TEXTE À LIRE:
────────────────────────────────────────


    Le cours du saumon qui est donc soumis aux mêmes aléas que celui de l’acier, du blé ou du charbon, est la résultante des deséquilibres de la demande et de la production et des effets médiatiques comme la contre publicité sur les ventes de ce produit de l’affaire du pou. Or la demande concinue à croitre dans le monde alors que la production ne suit pas vraiment. Et donc, comme vous voyiez ci dessus, les prix ont eu tendance à monter.

    Toute évolution dans les comportements et évolutions des acheteurs et des producteurs pouvant avoir des effets pervers, le poisson qui trinque c’est …le cabillaud vers lequel se sont tournés les consommateurs alors que c’est une espèce sur laquelle pèsent également de lourdes menaces de maintien de la ressource.

  • Autre produit agricole dont la production et la vente ont vécu des aléas importants, l‘huile de palme reste le produit gras végétal le moins coûteux au monde cultivé en très large volumes en Indonésie, en Malaisie et en Papouasie-Nouvelle Guinée et dont le succès s’est traduit malheureusement par des déforestations importantes dans ces pays.Or la demande continue à croître et est prévue tripler d’içi 2050 par la FAO.
    Le premier producteur au monde Sime Darby est malaisien et vient d’acheter son confrère et concurrent New Britain Palm Oil, NBPOL, pour 1,4 milliards d’euros, soit 85 pct plus cher que son cours de bourse. La dite société possède 135 000 hectares en Papouasie-Nouvelle Guinée dont les terres sont réputées offrir les meilleurs rendements au monde qui viendront s’ajouter aux 525 000 hectares de Sime Darby.
    Il y a encore de l’avenir pour le Nutella!
  • Les activités agro-alimentaires en France sont à la fois prospères, avec des positions forte internationalement, discrètes car c’est une tradition du monde agricole,relativement atypiques de par la pourcentage inhabituellement fort de structures coopératives et malgré cela riche d’une culture entrepreneuriale et commerciale avérée.
    A titre d’exemple, je vous présente le numéro 2 mondial de la sélection génétique animale multi-espèces, le groupe familial Grimaud dont le chiffre d’affaire a atteint, en 2013, les 280 millions d’euros, en hausse de 100 millions sur 5 ans.
    Il est spécialisé dans la sélection des meilleurs reproducteurs pour la production de viandes, volailles et porcs en particulier.Il vient de prendre une position clé sur le marché chinois, qu’il alimentait à partir de ses installations cholétaises,en s’alliant au chinois Hanswine,dans une filiale dont il détiendra 60 pct.Il y installera une centre de recherche et de développement ainsi que des moyens nouveaux de reproducteurs.et devrait ainsi développer des races de porcs adoptés aux spécificotés du marché chinois.

────────────────────────────────────────

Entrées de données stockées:
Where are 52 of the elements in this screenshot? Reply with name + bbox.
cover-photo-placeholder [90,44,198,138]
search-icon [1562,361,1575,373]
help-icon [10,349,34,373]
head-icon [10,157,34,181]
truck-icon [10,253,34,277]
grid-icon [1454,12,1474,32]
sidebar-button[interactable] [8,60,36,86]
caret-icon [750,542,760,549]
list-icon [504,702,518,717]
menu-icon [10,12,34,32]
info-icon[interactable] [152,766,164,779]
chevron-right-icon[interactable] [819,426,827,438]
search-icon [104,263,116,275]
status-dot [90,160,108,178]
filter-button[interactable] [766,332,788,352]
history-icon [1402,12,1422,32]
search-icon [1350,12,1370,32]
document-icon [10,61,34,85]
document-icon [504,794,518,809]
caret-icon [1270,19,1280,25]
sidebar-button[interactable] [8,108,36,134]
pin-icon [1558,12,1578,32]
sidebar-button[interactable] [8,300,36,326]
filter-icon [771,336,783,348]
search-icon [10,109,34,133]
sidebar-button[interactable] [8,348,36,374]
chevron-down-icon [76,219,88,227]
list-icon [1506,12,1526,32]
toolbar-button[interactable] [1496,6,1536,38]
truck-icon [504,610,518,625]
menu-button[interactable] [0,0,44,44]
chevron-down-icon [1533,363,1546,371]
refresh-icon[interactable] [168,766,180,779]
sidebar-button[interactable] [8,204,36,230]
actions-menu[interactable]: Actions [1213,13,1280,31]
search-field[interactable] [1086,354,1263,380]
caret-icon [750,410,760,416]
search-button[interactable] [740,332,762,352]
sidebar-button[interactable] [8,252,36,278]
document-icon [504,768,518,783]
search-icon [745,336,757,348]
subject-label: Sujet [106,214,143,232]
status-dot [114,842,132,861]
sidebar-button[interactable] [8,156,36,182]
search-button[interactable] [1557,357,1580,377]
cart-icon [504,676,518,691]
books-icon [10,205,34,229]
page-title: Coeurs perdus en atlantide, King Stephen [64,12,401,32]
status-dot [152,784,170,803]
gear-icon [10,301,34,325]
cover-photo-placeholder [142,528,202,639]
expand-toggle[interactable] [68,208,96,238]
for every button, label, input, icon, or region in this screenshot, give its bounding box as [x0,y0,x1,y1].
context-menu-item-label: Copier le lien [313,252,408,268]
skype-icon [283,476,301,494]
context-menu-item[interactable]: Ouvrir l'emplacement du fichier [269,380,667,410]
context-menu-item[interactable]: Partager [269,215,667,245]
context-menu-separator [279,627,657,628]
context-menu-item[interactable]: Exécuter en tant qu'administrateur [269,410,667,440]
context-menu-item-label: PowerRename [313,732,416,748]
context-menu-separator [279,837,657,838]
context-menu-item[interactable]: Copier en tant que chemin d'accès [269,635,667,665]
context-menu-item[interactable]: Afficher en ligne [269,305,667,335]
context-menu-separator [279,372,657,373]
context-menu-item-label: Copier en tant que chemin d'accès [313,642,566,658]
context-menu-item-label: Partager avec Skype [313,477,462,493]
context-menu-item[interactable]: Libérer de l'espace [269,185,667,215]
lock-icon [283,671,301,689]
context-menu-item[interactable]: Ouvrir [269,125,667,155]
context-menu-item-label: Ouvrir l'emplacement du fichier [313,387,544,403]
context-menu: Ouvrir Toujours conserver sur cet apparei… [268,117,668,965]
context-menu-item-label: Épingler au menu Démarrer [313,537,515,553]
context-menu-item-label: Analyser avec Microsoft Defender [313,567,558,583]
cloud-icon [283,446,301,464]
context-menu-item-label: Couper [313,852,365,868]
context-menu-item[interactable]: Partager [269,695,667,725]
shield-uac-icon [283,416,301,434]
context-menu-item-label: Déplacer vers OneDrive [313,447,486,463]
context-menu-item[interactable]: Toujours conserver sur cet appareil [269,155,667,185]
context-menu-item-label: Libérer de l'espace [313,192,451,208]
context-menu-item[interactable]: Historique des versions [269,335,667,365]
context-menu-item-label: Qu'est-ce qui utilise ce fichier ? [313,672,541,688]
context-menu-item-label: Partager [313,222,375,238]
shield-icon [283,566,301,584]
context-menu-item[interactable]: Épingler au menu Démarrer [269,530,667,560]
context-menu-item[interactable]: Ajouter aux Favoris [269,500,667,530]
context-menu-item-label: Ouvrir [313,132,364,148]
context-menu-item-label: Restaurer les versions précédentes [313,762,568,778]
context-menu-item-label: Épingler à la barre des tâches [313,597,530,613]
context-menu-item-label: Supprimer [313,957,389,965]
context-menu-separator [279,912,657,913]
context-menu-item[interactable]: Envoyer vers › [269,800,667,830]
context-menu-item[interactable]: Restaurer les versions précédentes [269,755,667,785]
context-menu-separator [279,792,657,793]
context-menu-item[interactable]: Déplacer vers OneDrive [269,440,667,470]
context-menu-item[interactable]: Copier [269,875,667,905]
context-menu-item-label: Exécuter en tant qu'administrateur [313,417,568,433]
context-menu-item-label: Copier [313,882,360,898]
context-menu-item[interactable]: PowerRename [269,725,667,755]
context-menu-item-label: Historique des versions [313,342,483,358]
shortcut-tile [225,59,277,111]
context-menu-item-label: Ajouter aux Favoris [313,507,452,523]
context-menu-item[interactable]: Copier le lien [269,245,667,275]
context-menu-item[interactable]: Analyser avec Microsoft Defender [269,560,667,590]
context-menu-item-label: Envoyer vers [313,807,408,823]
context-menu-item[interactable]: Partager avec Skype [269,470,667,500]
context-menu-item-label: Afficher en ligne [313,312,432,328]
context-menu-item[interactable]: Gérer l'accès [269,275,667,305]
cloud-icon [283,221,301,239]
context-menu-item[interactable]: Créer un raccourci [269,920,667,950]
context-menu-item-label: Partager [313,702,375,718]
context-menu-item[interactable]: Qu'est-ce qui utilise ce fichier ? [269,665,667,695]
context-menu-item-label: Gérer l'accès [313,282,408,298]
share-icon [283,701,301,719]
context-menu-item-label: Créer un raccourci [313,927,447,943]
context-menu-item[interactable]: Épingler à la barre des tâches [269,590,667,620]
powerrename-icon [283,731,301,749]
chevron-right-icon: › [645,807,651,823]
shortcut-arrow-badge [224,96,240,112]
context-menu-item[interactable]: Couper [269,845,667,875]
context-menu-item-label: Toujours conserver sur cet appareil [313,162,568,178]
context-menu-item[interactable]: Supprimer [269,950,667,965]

────────────────────────────────────────

Rédigez la suite du texte sur les marchés agroalimentaires en reprenant après sa dernière phrase.

    Il se diversifie également dans l’aquaculture mais cette fois au Mexique, en Basse Californie, avec une nouveau centre de R&D spécialisé dans la crevette et avec un centre de multiplication de géniteurs au Vietnam pour y produire des pré-larves de crevettes.
    Au total le groupe emploie 2000 personnes dont 400 dans l’Ouest de la France
  • Les activités de cette industrie sont très variées, allant de la sélection génétique qui,permet d’améliorer les performances d’un cheptel en terme de production de lait en volume et qualité et de fertilité comme le fait l’Institut de l’élevage, à la,production et la vente de doses de semences pour la reproduction comme le groupe rennais Evolution, ou l‘accouvage industriel, la production d’animaux d’un jour comme l’entreprise Orvia en Vendée.
    Ces activités ne sont pas pour autant un long fleuve tranquille, secouées qu »elles sont par des crises sanitaires régulières auxn répercussions immédiates, par une concurrence de plus en plus féroce et mondialisée, et par la nécessité pour ces entreprises de s’internationaliser de plus en plus.
    Le groupe Evolution, par exemple, né de la fusion de 3 coopératives et spécialisé dans la reproduction et l’insémination de bovins, compte trois taurelleries, deux verrateries, un haras pour les chevaux et un élevage de lapins et vinet de racheter un laboratoire de l’Inra, Institut National de la Recherche Agronomique, spécialisé dans les analyses génétiques.Il travaille sur la sélection des animaux pour la production laitière mais aussi pour la qualité de leurs membres inférieurs pour mieux supporter la stabulation à vie sur sols en bétons,ou la bonne inclinaison du bassin pour faciliter les velages.